## Problem to solve
Scan the material below for the string "Dermal", and copy every line where it shows up.

## Records shown
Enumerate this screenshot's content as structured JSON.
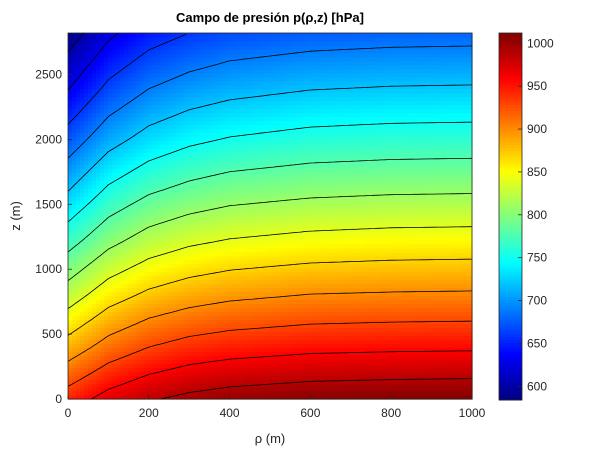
{
  "chart_data": {
    "type": "heatmap",
    "subtype": "filled field with contour lines",
    "title": "Campo de presión p(ρ,z) [hPa]",
    "xlabel": "ρ (m)",
    "ylabel": "z (m)",
    "xlim": [
      0,
      1000
    ],
    "ylim": [
      0,
      2820
    ],
    "xticks": [
      "0",
      "200",
      "400",
      "600",
      "800",
      "1000"
    ],
    "yticks": [
      "0",
      "500",
      "1000",
      "1500",
      "2000",
      "2500"
    ],
    "colormap": "jet",
    "clim": [
      584,
      1012
    ],
    "colorbar_ticks": [
      "600",
      "650",
      "700",
      "750",
      "800",
      "850",
      "900",
      "950",
      "1000"
    ],
    "contour_levels": [
      600,
      630,
      660,
      690,
      720,
      750,
      780,
      810,
      840,
      870,
      900,
      930,
      960,
      990
    ],
    "contour_color": "#000000",
    "grid": false,
    "rho": [
      0,
      100,
      200,
      300,
      400,
      600,
      800,
      1000
    ],
    "z": [
      0,
      400,
      800,
      1200,
      1600,
      2000,
      2400,
      2800
    ],
    "values_by_z": [
      [
        945,
        971,
        987,
        997,
        1003,
        1009,
        1011,
        1012
      ],
      [
        883,
        912,
        930,
        941,
        947,
        953,
        955,
        956
      ],
      [
        825,
        857,
        876,
        887,
        894,
        901,
        903,
        904
      ],
      [
        771,
        804,
        825,
        837,
        844,
        851,
        854,
        855
      ],
      [
        720,
        756,
        777,
        789,
        797,
        804,
        807,
        808
      ],
      [
        673,
        709,
        731,
        744,
        752,
        760,
        763,
        764
      ],
      [
        628,
        666,
        689,
        702,
        710,
        718,
        721,
        722
      ],
      [
        587,
        626,
        649,
        662,
        671,
        678,
        681,
        682
      ]
    ]
  }
}
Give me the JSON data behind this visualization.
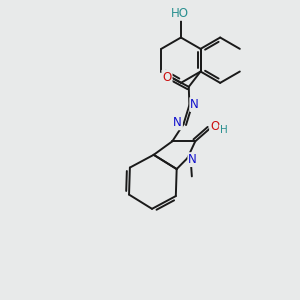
{
  "bg_color": "#e8eaea",
  "bond_color": "#1a1a1a",
  "bond_width": 1.4,
  "atom_colors": {
    "N": "#1010cc",
    "O": "#cc1010",
    "H": "#2a9090"
  },
  "font_size": 8.5
}
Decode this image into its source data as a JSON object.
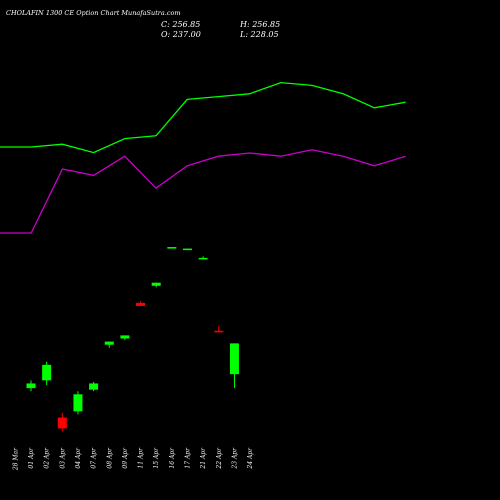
{
  "title": "CHOLAFIN 1300 CE Option Chart MunafaSutra.com",
  "ohlc": {
    "c_label": "C: 256.85",
    "h_label": "H: 256.85",
    "o_label": "O: 237.00",
    "l_label": "L: 228.05"
  },
  "colors": {
    "up": "#00ff00",
    "down": "#ff0000",
    "line_green": "#00ff00",
    "line_magenta": "#cc00cc",
    "axis": "#ffffff"
  },
  "chart_data": {
    "type": "candlestick",
    "categories": [
      "28 Mar",
      "01 Apr",
      "02 Apr",
      "03 Apr",
      "04 Apr",
      "07 Apr",
      "08 Apr",
      "09 Apr",
      "11 Apr",
      "15 Apr",
      "16 Apr",
      "17 Apr",
      "21 Apr",
      "22 Apr",
      "23 Apr",
      "24 Apr"
    ],
    "candles": [
      {
        "open": null,
        "high": null,
        "low": null,
        "close": null
      },
      {
        "open": 228,
        "high": 233,
        "low": 226,
        "close": 231
      },
      {
        "open": 233,
        "high": 245,
        "low": 230,
        "close": 243
      },
      {
        "open": 209,
        "high": 212,
        "low": 200,
        "close": 202
      },
      {
        "open": 213,
        "high": 226,
        "low": 211,
        "close": 224
      },
      {
        "open": 227,
        "high": 232,
        "low": 226,
        "close": 231
      },
      {
        "open": 256,
        "high": 258,
        "low": 254,
        "close": 258
      },
      {
        "open": 260,
        "high": 262,
        "low": 259,
        "close": 262
      },
      {
        "open": 283,
        "high": 284,
        "low": 281,
        "close": 281
      },
      {
        "open": 294,
        "high": 296,
        "low": 293,
        "close": 296
      },
      {
        "open": 318,
        "high": 319,
        "low": 318,
        "close": 319
      },
      {
        "open": 318,
        "high": 318,
        "low": 317,
        "close": 318
      },
      {
        "open": 312,
        "high": 313,
        "low": 311,
        "close": 312
      },
      {
        "open": 265,
        "high": 268,
        "low": 264,
        "close": 264
      },
      {
        "open": 237,
        "high": 256.85,
        "low": 228.05,
        "close": 256.85
      },
      {
        "open": null,
        "high": null,
        "low": null,
        "close": null
      }
    ],
    "series": [
      {
        "values": [
          240,
          240,
          241,
          238,
          243,
          244,
          257,
          258,
          259,
          263,
          262,
          259,
          254,
          256,
          null,
          null
        ]
      },
      {
        "values": [
          195,
          195,
          215,
          213,
          219,
          209,
          216,
          219,
          220,
          219,
          221,
          219,
          216,
          219,
          null,
          null
        ]
      }
    ]
  }
}
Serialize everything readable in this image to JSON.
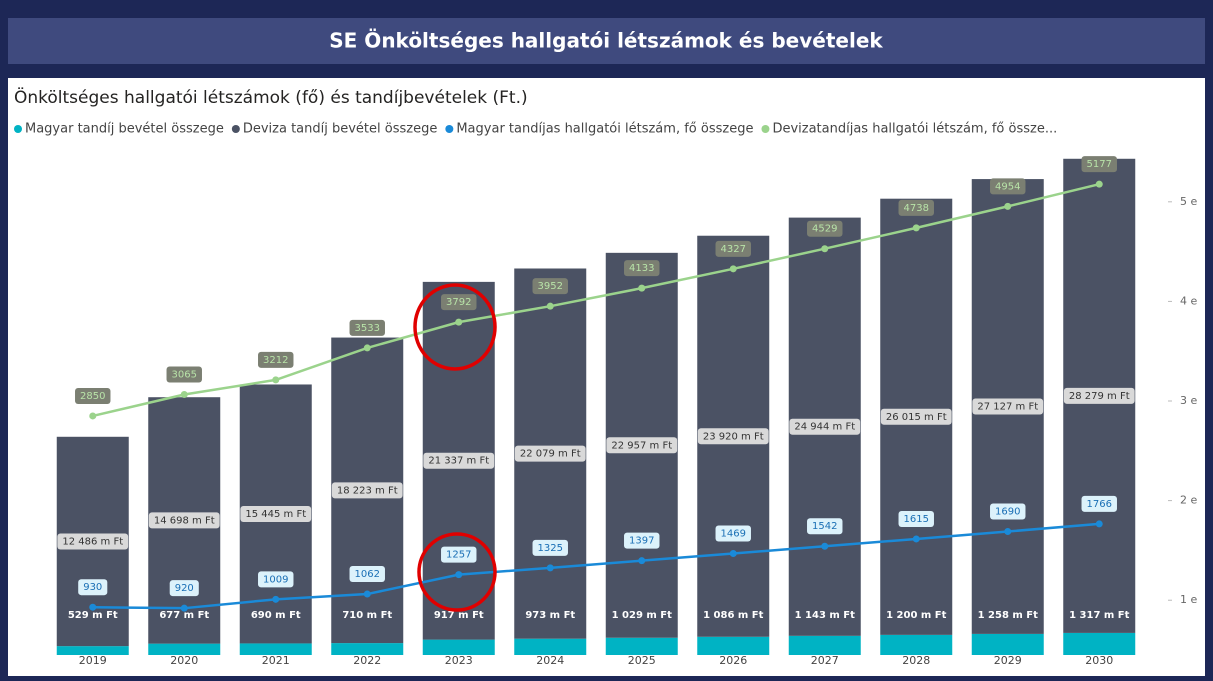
{
  "page": {
    "title": "SE Önköltséges hallgatói létszámok és bevételek"
  },
  "chart_data": {
    "type": "combo",
    "title": "Önköltséges hallgatói létszámok (fő) és tandíjbevételek (Ft.)",
    "categories": [
      "2019",
      "2020",
      "2021",
      "2022",
      "2023",
      "2024",
      "2025",
      "2026",
      "2027",
      "2028",
      "2029",
      "2030"
    ],
    "ylim": [
      0,
      30000
    ],
    "y2lim": [
      450,
      5500
    ],
    "y2ticks": [
      {
        "value": 1000,
        "label": "1 e"
      },
      {
        "value": 2000,
        "label": "2 e"
      },
      {
        "value": 3000,
        "label": "3 e"
      },
      {
        "value": 4000,
        "label": "4 e"
      },
      {
        "value": 5000,
        "label": "5 e"
      }
    ],
    "legend": "top-left",
    "series": [
      {
        "name": "Magyar tandíj bevétel összege",
        "type": "bar",
        "color": "#00b3c4",
        "values": [
          529,
          677,
          690,
          710,
          917,
          973,
          1029,
          1086,
          1143,
          1200,
          1258,
          1317
        ],
        "value_labels": [
          "529 m Ft",
          "677 m Ft",
          "690 m Ft",
          "710 m Ft",
          "917 m Ft",
          "973 m Ft",
          "1 029 m Ft",
          "1 086 m Ft",
          "1 143 m Ft",
          "1 200 m Ft",
          "1 258 m Ft",
          "1 317 m Ft"
        ]
      },
      {
        "name": "Deviza tandíj bevétel összege",
        "type": "bar",
        "color": "#4b5264",
        "values": [
          12486,
          14698,
          15445,
          18223,
          21337,
          22079,
          22957,
          23920,
          24944,
          26015,
          27127,
          28279
        ],
        "value_labels": [
          "12 486 m Ft",
          "14 698 m Ft",
          "15 445 m Ft",
          "18 223 m Ft",
          "21 337 m Ft",
          "22 079 m Ft",
          "22 957 m Ft",
          "23 920 m Ft",
          "24 944 m Ft",
          "26 015 m Ft",
          "27 127 m Ft",
          "28 279 m Ft"
        ]
      },
      {
        "name": "Magyar tandíjas hallgatói létszám, fő összege",
        "type": "line",
        "axis": "y2",
        "color": "#1a8ad8",
        "values": [
          930,
          920,
          1009,
          1062,
          1257,
          1325,
          1397,
          1469,
          1542,
          1615,
          1690,
          1766
        ]
      },
      {
        "name": "Devizatandíjas hallgatói létszám, fő össze...",
        "type": "line",
        "axis": "y2",
        "color": "#9bd38c",
        "values": [
          2850,
          3065,
          3212,
          3533,
          3792,
          3952,
          4133,
          4327,
          4529,
          4738,
          4954,
          5177
        ]
      }
    ]
  }
}
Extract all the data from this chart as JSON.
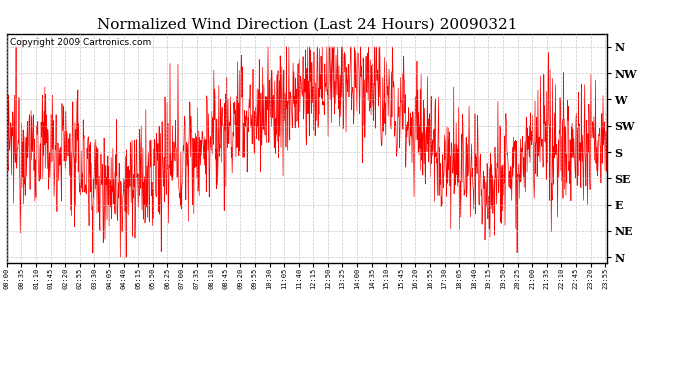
{
  "title": "Normalized Wind Direction (Last 24 Hours) 20090321",
  "copyright_text": "Copyright 2009 Cartronics.com",
  "background_color": "#ffffff",
  "plot_background": "#ffffff",
  "line_color": "#ff0000",
  "grid_color": "#bbbbbb",
  "ytick_labels": [
    "N",
    "NW",
    "W",
    "SW",
    "S",
    "SE",
    "E",
    "NE",
    "N"
  ],
  "ytick_values": [
    8,
    7,
    6,
    5,
    4,
    3,
    2,
    1,
    0
  ],
  "ylim": [
    -0.2,
    8.5
  ],
  "xlim_minutes": 1440,
  "title_fontsize": 11,
  "copyright_fontsize": 6.5,
  "tick_fontsize": 8,
  "xtick_interval_minutes": 35
}
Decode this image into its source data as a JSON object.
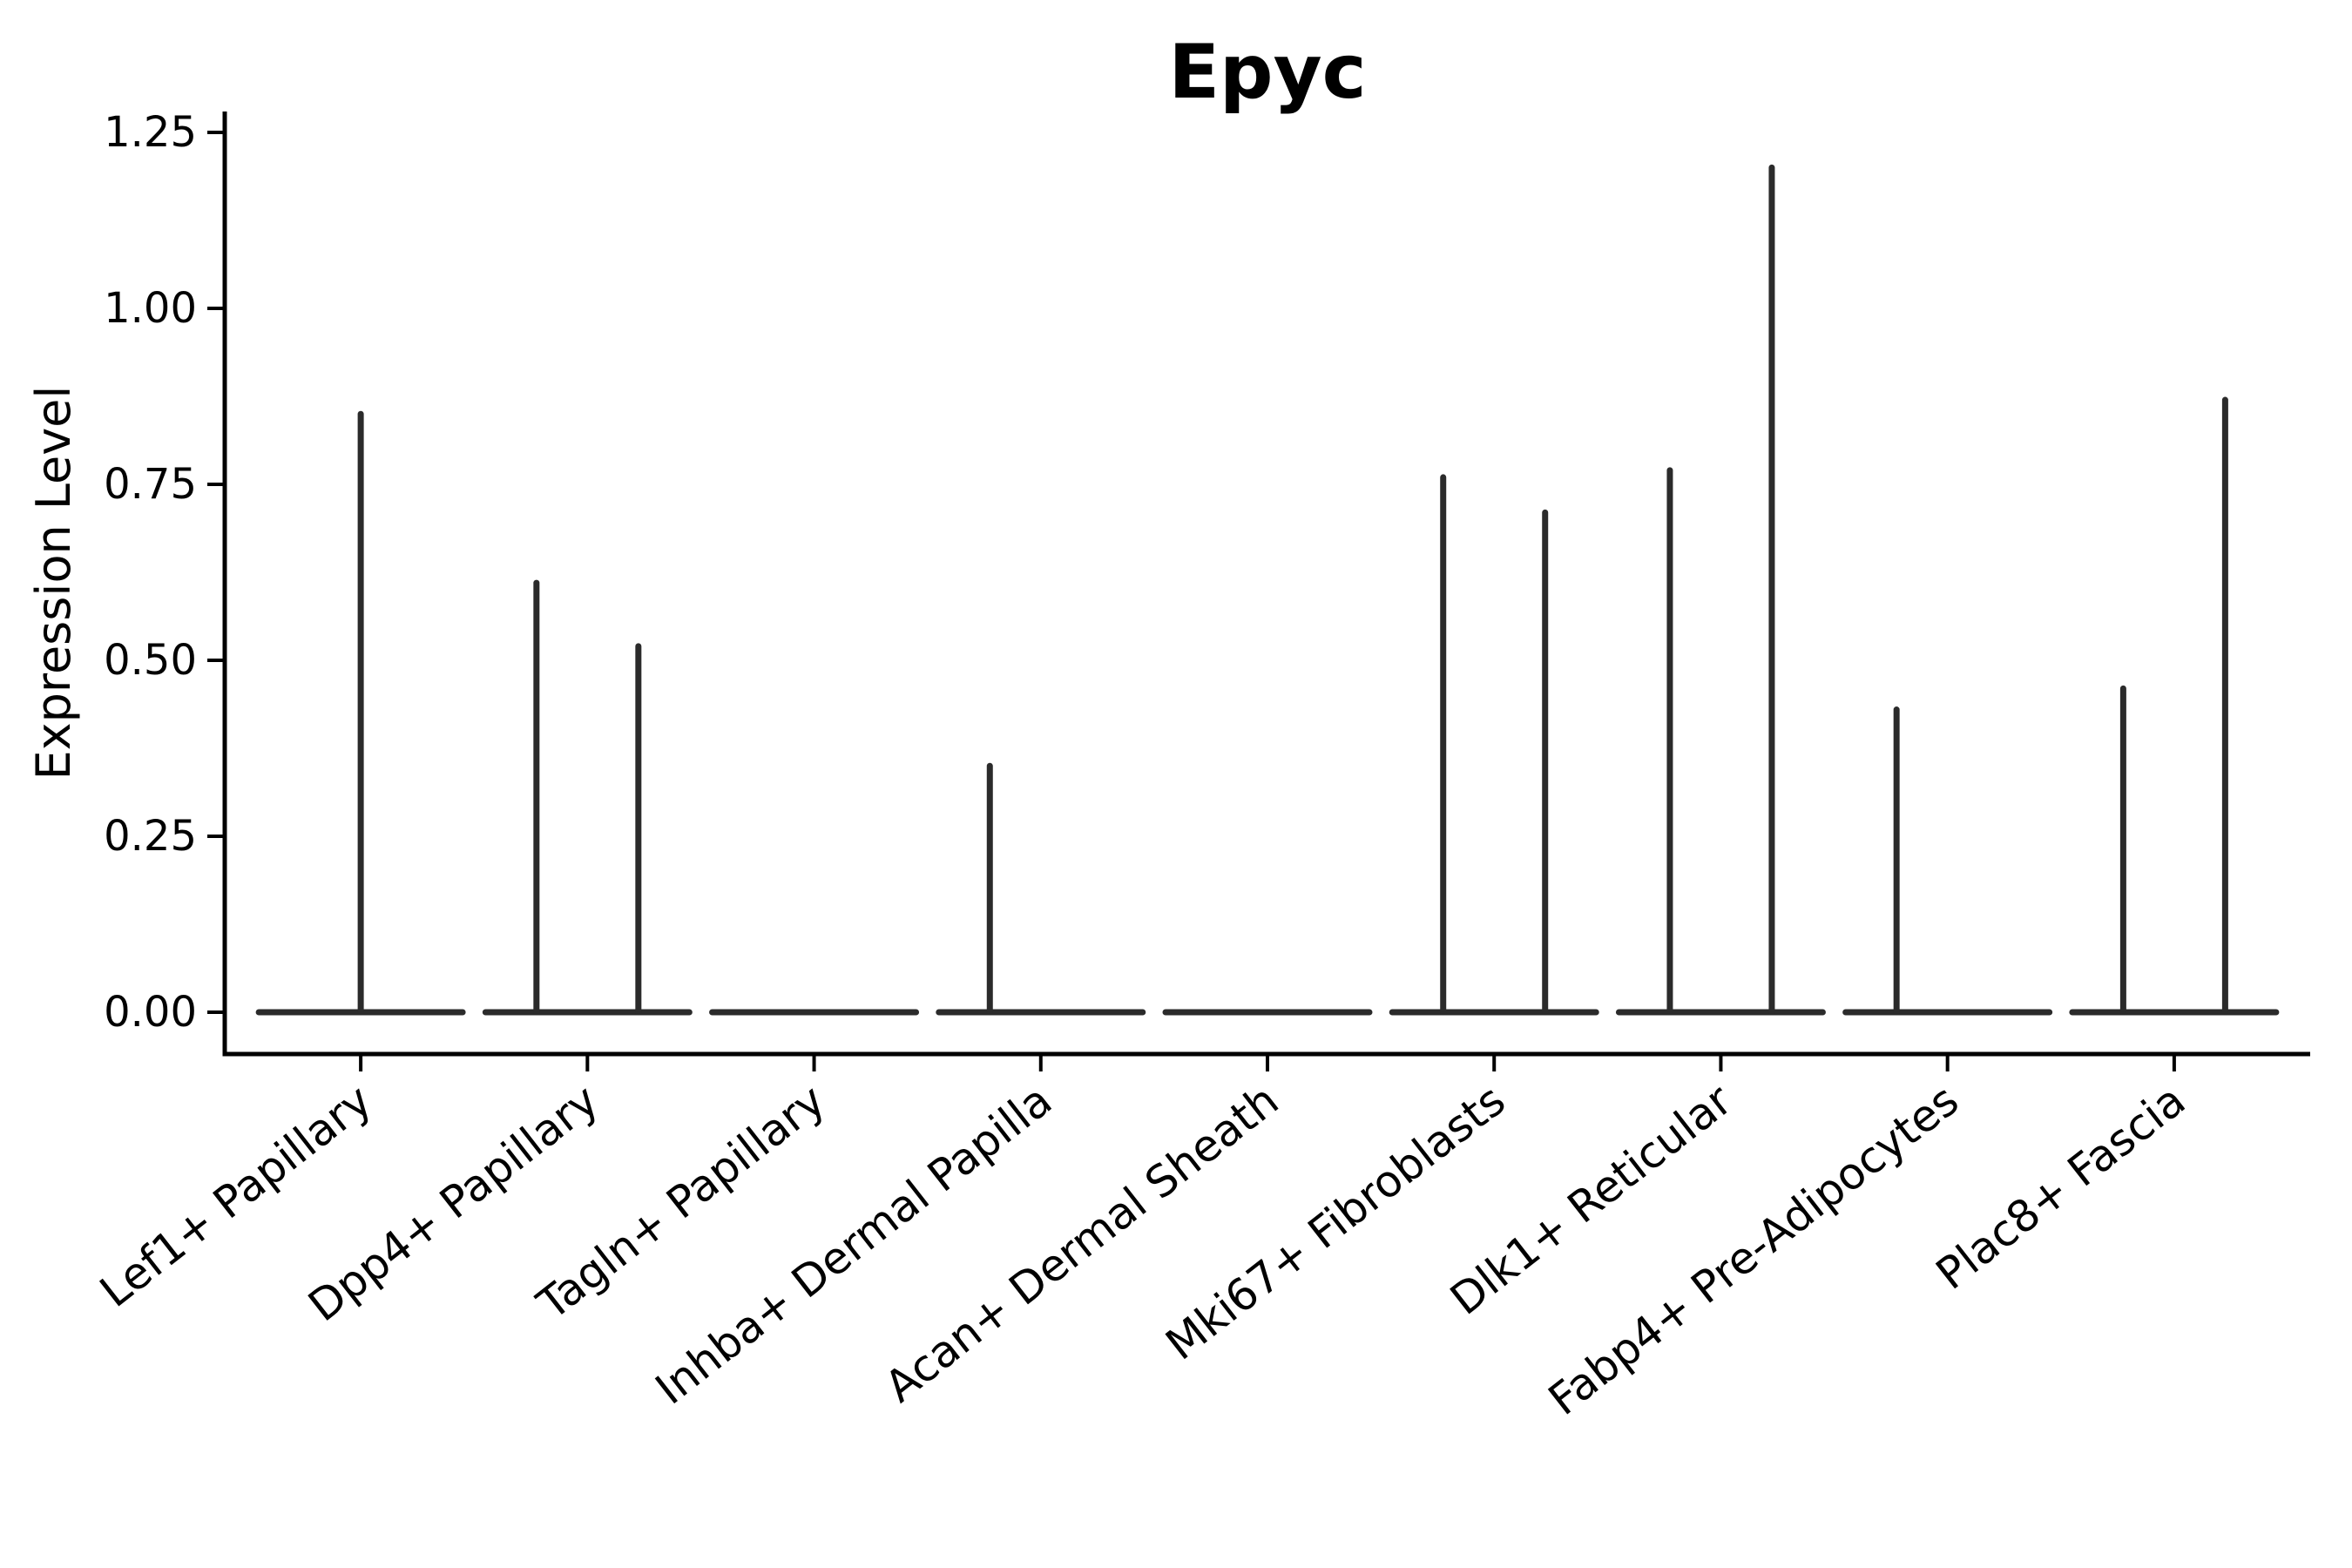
{
  "chart_data": {
    "type": "violin",
    "title": "Epyc",
    "ylabel": "Expression Level",
    "xlabel": "",
    "grid": false,
    "legend": null,
    "ylim": [
      -0.06,
      1.28
    ],
    "y_ticks": [
      {
        "label": "0.00",
        "value": 0.0
      },
      {
        "label": "0.25",
        "value": 0.25
      },
      {
        "label": "0.50",
        "value": 0.5
      },
      {
        "label": "0.75",
        "value": 0.75
      },
      {
        "label": "1.00",
        "value": 1.0
      },
      {
        "label": "1.25",
        "value": 1.25
      }
    ],
    "baseline_value": 0.0,
    "note": "Each category shows a collapsed (near-zero-width) violin: a flat body line at expression 0 plus thin vertical spikes reaching each violin maximum.",
    "categories": [
      {
        "label": "Lef1+ Papillary",
        "violins": [
          {
            "position": "center",
            "max": 0.85
          }
        ]
      },
      {
        "label": "Dpp4+ Papillary",
        "violins": [
          {
            "position": "left",
            "max": 0.61
          },
          {
            "position": "right",
            "max": 0.52
          }
        ]
      },
      {
        "label": "Tagln+ Papillary",
        "violins": []
      },
      {
        "label": "Inhba+ Dermal Papilla",
        "violins": [
          {
            "position": "left",
            "max": 0.35
          }
        ]
      },
      {
        "label": "Acan+ Dermal Sheath",
        "violins": []
      },
      {
        "label": "Mki67+ Fibroblasts",
        "violins": [
          {
            "position": "left",
            "max": 0.76
          },
          {
            "position": "right",
            "max": 0.71
          }
        ]
      },
      {
        "label": "Dlk1+ Reticular",
        "violins": [
          {
            "position": "left",
            "max": 0.77
          },
          {
            "position": "right",
            "max": 1.2
          }
        ]
      },
      {
        "label": "Fabp4+ Pre-Adipocytes",
        "violins": [
          {
            "position": "left",
            "max": 0.43
          }
        ]
      },
      {
        "label": "Plac8+ Fascia",
        "violins": [
          {
            "position": "left",
            "max": 0.46
          },
          {
            "position": "right",
            "max": 0.87
          }
        ]
      }
    ],
    "colors": {
      "violin": "#2b2b2b",
      "axis": "#000000",
      "text": "#000000",
      "background": "#ffffff"
    }
  }
}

## Written solution
        "label": "Inhba+ Dermal Papilla",
        "label": "Acan+ Dermal Sheath",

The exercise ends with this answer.